— Start —

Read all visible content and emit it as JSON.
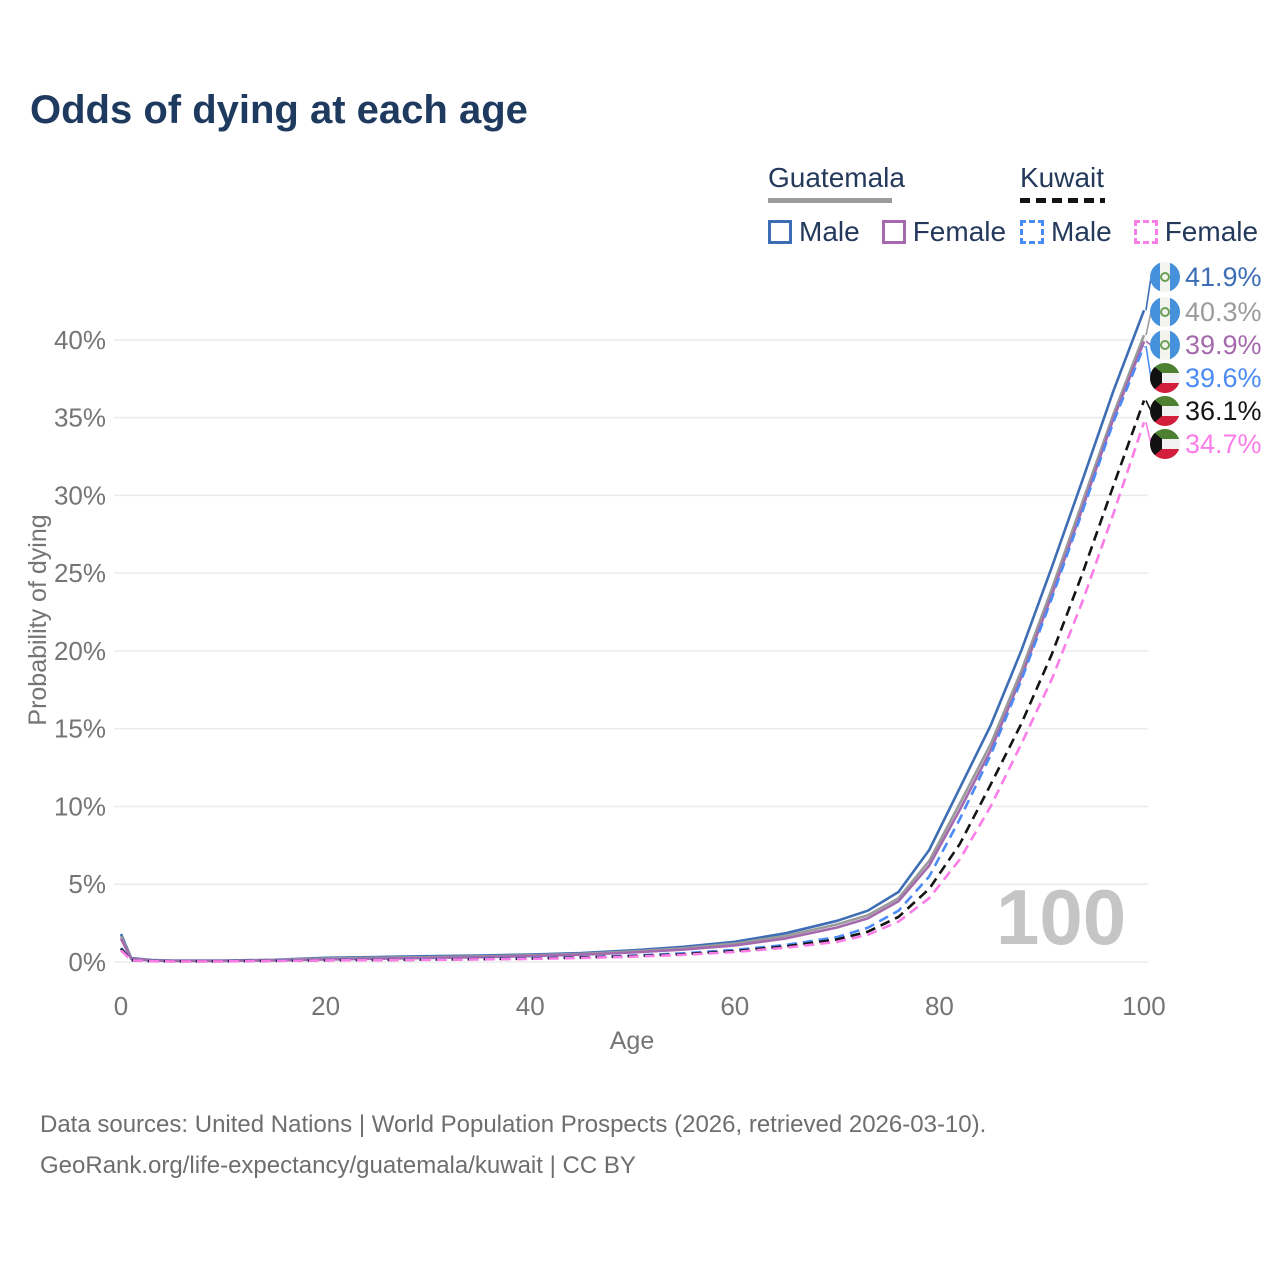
{
  "title": "Odds of dying at each age",
  "legend": {
    "guatemala": {
      "name": "Guatemala",
      "male": "Male",
      "female": "Female"
    },
    "kuwait": {
      "name": "Kuwait",
      "male": "Male",
      "female": "Female"
    }
  },
  "footer": {
    "line1": "Data sources: United Nations | World Population Prospects (2026, retrieved 2026-03-10).",
    "line2": "GeoRank.org/life-expectancy/guatemala/kuwait | CC BY"
  },
  "palette": {
    "title_color": "#1e3a5f",
    "legend_text_color": "#24395b",
    "axis_text_color": "#757575",
    "gridline_color": "#ebebeb",
    "watermark_color": "#c5c5c5",
    "guatemala_flag_blue": "#4691dc",
    "guatemala_flag_white": "#f4f4ef",
    "guatemala_emblem_green": "#69a055",
    "kuwait_flag_green": "#4d8030",
    "kuwait_flag_white": "#f2f2f2",
    "kuwait_flag_red": "#d41f3c",
    "kuwait_flag_black": "#111111"
  },
  "chart_data": {
    "type": "line",
    "title": "Odds of dying at each age",
    "xlabel": "Age",
    "ylabel": "Probability of dying",
    "xlim": [
      0,
      100
    ],
    "ylim_pct": [
      0,
      44
    ],
    "xticks": [
      0,
      20,
      40,
      60,
      80,
      100
    ],
    "yticks_pct": [
      0,
      5,
      10,
      15,
      20,
      25,
      30,
      35,
      40
    ],
    "grid": "horizontal",
    "legend_position": "top-right",
    "watermark": "100",
    "series": [
      {
        "id": "gt-male",
        "country": "Guatemala",
        "sex": "Male",
        "flag": "guatemala",
        "color": "#3d6eb5",
        "dashed": false,
        "end_label": "41.9%",
        "end_value_pct": 41.9,
        "points": [
          [
            0,
            1.8
          ],
          [
            1,
            0.25
          ],
          [
            3,
            0.12
          ],
          [
            5,
            0.09
          ],
          [
            10,
            0.09
          ],
          [
            15,
            0.14
          ],
          [
            20,
            0.27
          ],
          [
            25,
            0.32
          ],
          [
            30,
            0.37
          ],
          [
            35,
            0.42
          ],
          [
            40,
            0.48
          ],
          [
            45,
            0.58
          ],
          [
            50,
            0.75
          ],
          [
            55,
            0.98
          ],
          [
            60,
            1.3
          ],
          [
            65,
            1.85
          ],
          [
            70,
            2.65
          ],
          [
            73,
            3.3
          ],
          [
            76,
            4.5
          ],
          [
            79,
            7.2
          ],
          [
            82,
            11.2
          ],
          [
            85,
            15.2
          ],
          [
            88,
            20.0
          ],
          [
            91,
            25.4
          ],
          [
            94,
            31.0
          ],
          [
            97,
            36.7
          ],
          [
            100,
            41.9
          ]
        ]
      },
      {
        "id": "gt-all",
        "country": "Guatemala",
        "sex": "Both",
        "flag": "guatemala",
        "color": "#9b9b9b",
        "dashed": false,
        "end_label": "40.3%",
        "end_value_pct": 40.3,
        "points": [
          [
            0,
            1.65
          ],
          [
            1,
            0.22
          ],
          [
            3,
            0.1
          ],
          [
            5,
            0.08
          ],
          [
            10,
            0.08
          ],
          [
            15,
            0.12
          ],
          [
            20,
            0.22
          ],
          [
            25,
            0.27
          ],
          [
            30,
            0.31
          ],
          [
            35,
            0.36
          ],
          [
            40,
            0.43
          ],
          [
            45,
            0.52
          ],
          [
            50,
            0.68
          ],
          [
            55,
            0.88
          ],
          [
            60,
            1.18
          ],
          [
            65,
            1.68
          ],
          [
            70,
            2.42
          ],
          [
            73,
            3.0
          ],
          [
            76,
            4.1
          ],
          [
            79,
            6.5
          ],
          [
            82,
            10.2
          ],
          [
            85,
            14.0
          ],
          [
            88,
            18.7
          ],
          [
            91,
            24.0
          ],
          [
            94,
            29.6
          ],
          [
            97,
            35.2
          ],
          [
            100,
            40.3
          ]
        ]
      },
      {
        "id": "gt-female",
        "country": "Guatemala",
        "sex": "Female",
        "flag": "guatemala",
        "color": "#a569ad",
        "dashed": false,
        "end_label": "39.9%",
        "end_value_pct": 39.9,
        "points": [
          [
            0,
            1.5
          ],
          [
            1,
            0.2
          ],
          [
            3,
            0.09
          ],
          [
            5,
            0.07
          ],
          [
            10,
            0.07
          ],
          [
            15,
            0.1
          ],
          [
            20,
            0.17
          ],
          [
            25,
            0.21
          ],
          [
            30,
            0.26
          ],
          [
            35,
            0.31
          ],
          [
            40,
            0.38
          ],
          [
            45,
            0.47
          ],
          [
            50,
            0.61
          ],
          [
            55,
            0.8
          ],
          [
            60,
            1.07
          ],
          [
            65,
            1.52
          ],
          [
            70,
            2.22
          ],
          [
            73,
            2.8
          ],
          [
            76,
            3.9
          ],
          [
            79,
            6.2
          ],
          [
            82,
            9.8
          ],
          [
            85,
            13.6
          ],
          [
            88,
            18.3
          ],
          [
            91,
            23.6
          ],
          [
            94,
            29.2
          ],
          [
            97,
            34.9
          ],
          [
            100,
            39.9
          ]
        ]
      },
      {
        "id": "kw-male",
        "country": "Kuwait",
        "sex": "Male",
        "flag": "kuwait",
        "color": "#4c8bf5",
        "dashed": true,
        "end_label": "39.6%",
        "end_value_pct": 39.6,
        "points": [
          [
            0,
            0.9
          ],
          [
            1,
            0.12
          ],
          [
            3,
            0.06
          ],
          [
            5,
            0.05
          ],
          [
            10,
            0.05
          ],
          [
            15,
            0.09
          ],
          [
            20,
            0.13
          ],
          [
            25,
            0.15
          ],
          [
            30,
            0.17
          ],
          [
            35,
            0.2
          ],
          [
            40,
            0.25
          ],
          [
            45,
            0.31
          ],
          [
            50,
            0.41
          ],
          [
            55,
            0.56
          ],
          [
            60,
            0.78
          ],
          [
            65,
            1.1
          ],
          [
            70,
            1.6
          ],
          [
            73,
            2.2
          ],
          [
            76,
            3.3
          ],
          [
            79,
            5.5
          ],
          [
            82,
            9.2
          ],
          [
            85,
            13.3
          ],
          [
            88,
            18.1
          ],
          [
            91,
            23.4
          ],
          [
            94,
            29.0
          ],
          [
            97,
            34.7
          ],
          [
            100,
            39.6
          ]
        ]
      },
      {
        "id": "kw-all",
        "country": "Kuwait",
        "sex": "Both",
        "flag": "kuwait",
        "color": "#141414",
        "dashed": true,
        "end_label": "36.1%",
        "end_value_pct": 36.1,
        "points": [
          [
            0,
            0.85
          ],
          [
            1,
            0.11
          ],
          [
            3,
            0.05
          ],
          [
            5,
            0.045
          ],
          [
            10,
            0.045
          ],
          [
            15,
            0.08
          ],
          [
            20,
            0.11
          ],
          [
            25,
            0.13
          ],
          [
            30,
            0.15
          ],
          [
            35,
            0.18
          ],
          [
            40,
            0.22
          ],
          [
            45,
            0.28
          ],
          [
            50,
            0.37
          ],
          [
            55,
            0.5
          ],
          [
            60,
            0.7
          ],
          [
            65,
            1.0
          ],
          [
            70,
            1.45
          ],
          [
            73,
            1.95
          ],
          [
            76,
            2.9
          ],
          [
            79,
            4.7
          ],
          [
            82,
            7.6
          ],
          [
            85,
            11.4
          ],
          [
            88,
            15.3
          ],
          [
            91,
            19.8
          ],
          [
            94,
            25.0
          ],
          [
            97,
            30.6
          ],
          [
            100,
            36.1
          ]
        ]
      },
      {
        "id": "kw-female",
        "country": "Kuwait",
        "sex": "Female",
        "flag": "kuwait",
        "color": "#fb7de8",
        "dashed": true,
        "end_label": "34.7%",
        "end_value_pct": 34.7,
        "points": [
          [
            0,
            0.75
          ],
          [
            1,
            0.1
          ],
          [
            3,
            0.05
          ],
          [
            5,
            0.04
          ],
          [
            10,
            0.04
          ],
          [
            15,
            0.07
          ],
          [
            20,
            0.1
          ],
          [
            25,
            0.12
          ],
          [
            30,
            0.14
          ],
          [
            35,
            0.17
          ],
          [
            40,
            0.2
          ],
          [
            45,
            0.26
          ],
          [
            50,
            0.34
          ],
          [
            55,
            0.46
          ],
          [
            60,
            0.64
          ],
          [
            65,
            0.92
          ],
          [
            70,
            1.3
          ],
          [
            73,
            1.75
          ],
          [
            76,
            2.6
          ],
          [
            79,
            4.1
          ],
          [
            82,
            6.6
          ],
          [
            85,
            10.0
          ],
          [
            88,
            14.0
          ],
          [
            91,
            18.2
          ],
          [
            94,
            23.2
          ],
          [
            97,
            28.8
          ],
          [
            100,
            34.7
          ]
        ]
      }
    ]
  }
}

— End —

Work to complete: Filter the records above for lines containing the word "dying", and copy those lines.

Task output:
  "title": "Odds of dying at each age",
    "title": "Odds of dying at each age",
    "ylabel": "Probability of dying",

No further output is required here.